- Problem requirements -
Out of the lines in this data, how many include "ресурсов"? Give the number and nothing else.
----
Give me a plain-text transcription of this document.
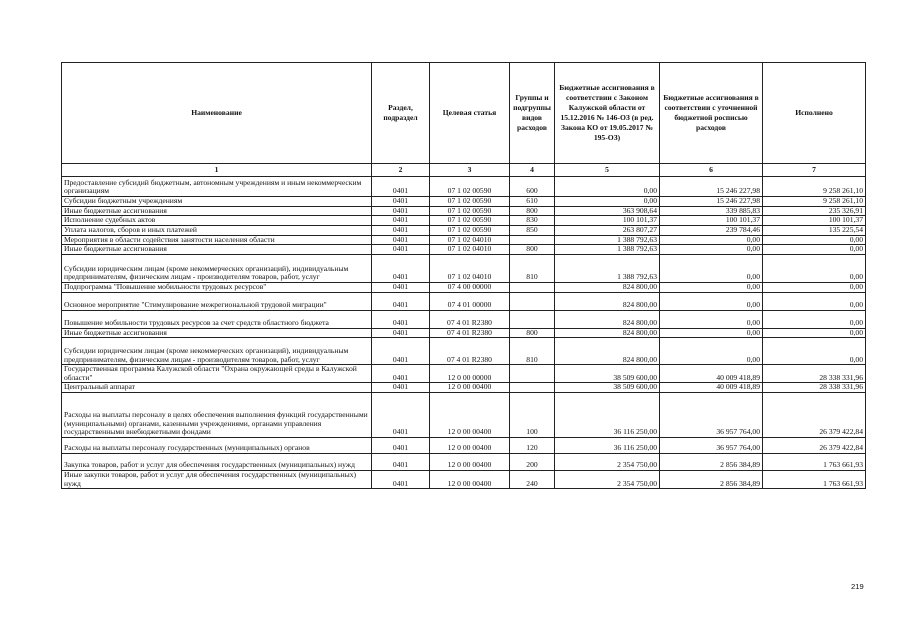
Наименование	Раздел, подраздел	Целевая статья	Группы и подгруппы видов расходов	Бюджетные ассигнования в соответствии с Законом Калужской области от 15.12.2016 № 146-ОЗ (в ред. Закона КО от 19.05.2017 № 195-ОЗ)	Бюджетные ассигнования в соответствии с уточненной бюджетной росписью расходов	Исполнено
1	2	3	4	5	6	7
Предоставление субсидий бюджетным, автономным учреждениям и иным некоммерческим организациям	0401	07 1 02 00590	600	0,00	15 246 227,98	9 258 261,10
Субсидии бюджетным учреждениям	0401	07 1 02 00590	610	0,00	15 246 227,98	9 258 261,10
Иные бюджетные ассигнования	0401	07 1 02 00590	800	363 908,64	339 885,83	235 326,91
Исполнение судебных актов	0401	07 1 02 00590	830	100 101,37	100 101,37	100 101,37
Уплата налогов, сборов и иных платежей	0401	07 1 02 00590	850	263 807,27	239 784,46	135 225,54
Мероприятия в области содействия занятости населения области	0401	07 1 02 04010		1 388 792,63	0,00	0,00
Иные бюджетные ассигнования	0401	07 1 02 04010	800	1 388 792,63	0,00	0,00
Субсидии юридическим лицам (кроме некоммерческих организаций), индивидуальным предпринимателям, физическим лицам - производителям товаров, работ, услуг	0401	07 1 02 04010	810	1 388 792,63	0,00	0,00
Подпрограмма "Повышение мобильности трудовых ресурсов"	0401	07 4 00 00000		824 800,00	0,00	0,00
Основное мероприятие "Стимулирование межрегиональной трудовой миграции"	0401	07 4 01 00000		824 800,00	0,00	0,00
Повышение мобильности трудовых ресурсов за счет средств областного бюджета	0401	07 4 01 R2380		824 800,00	0,00	0,00
Иные бюджетные ассигнования	0401	07 4 01 R2380	800	824 800,00	0,00	0,00
Субсидии юридическим лицам (кроме некоммерческих организаций), индивидуальным предпринимателям, физическим лицам - производителям товаров, работ, услуг	0401	07 4 01 R2380	810	824 800,00	0,00	0,00
Государственная программа Калужской области "Охрана окружающей среды в Калужской области"	0401	12 0 00 00000		38 509 600,00	40 009 418,89	28 338 331,96
Центральный аппарат	0401	12 0 00 00400		38 509 600,00	40 009 418,89	28 338 331,96
Расходы на выплаты персоналу в целях обеспечения выполнения функций государственными (муниципальными) органами, казенными учреждениями, органами управления государственными внебюджетными фондами	0401	12 0 00 00400	100	36 116 250,00	36 957 764,00	26 379 422,84
Расходы на выплаты персоналу государственных (муниципальных) органов	0401	12 0 00 00400	120	36 116 250,00	36 957 764,00	26 379 422,84
Закупка товаров, работ и услуг для обеспечения государственных (муниципальных) нужд	0401	12 0 00 00400	200	2 354 750,00	2 856 384,89	1 763 661,93
Иные закупки товаров, работ и услуг для обеспечения государственных (муниципальных) нужд	0401	12 0 00 00400	240	2 354 750,00	2 856 384,89	1 763 661,93
219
----
- Answer for this exercise -
2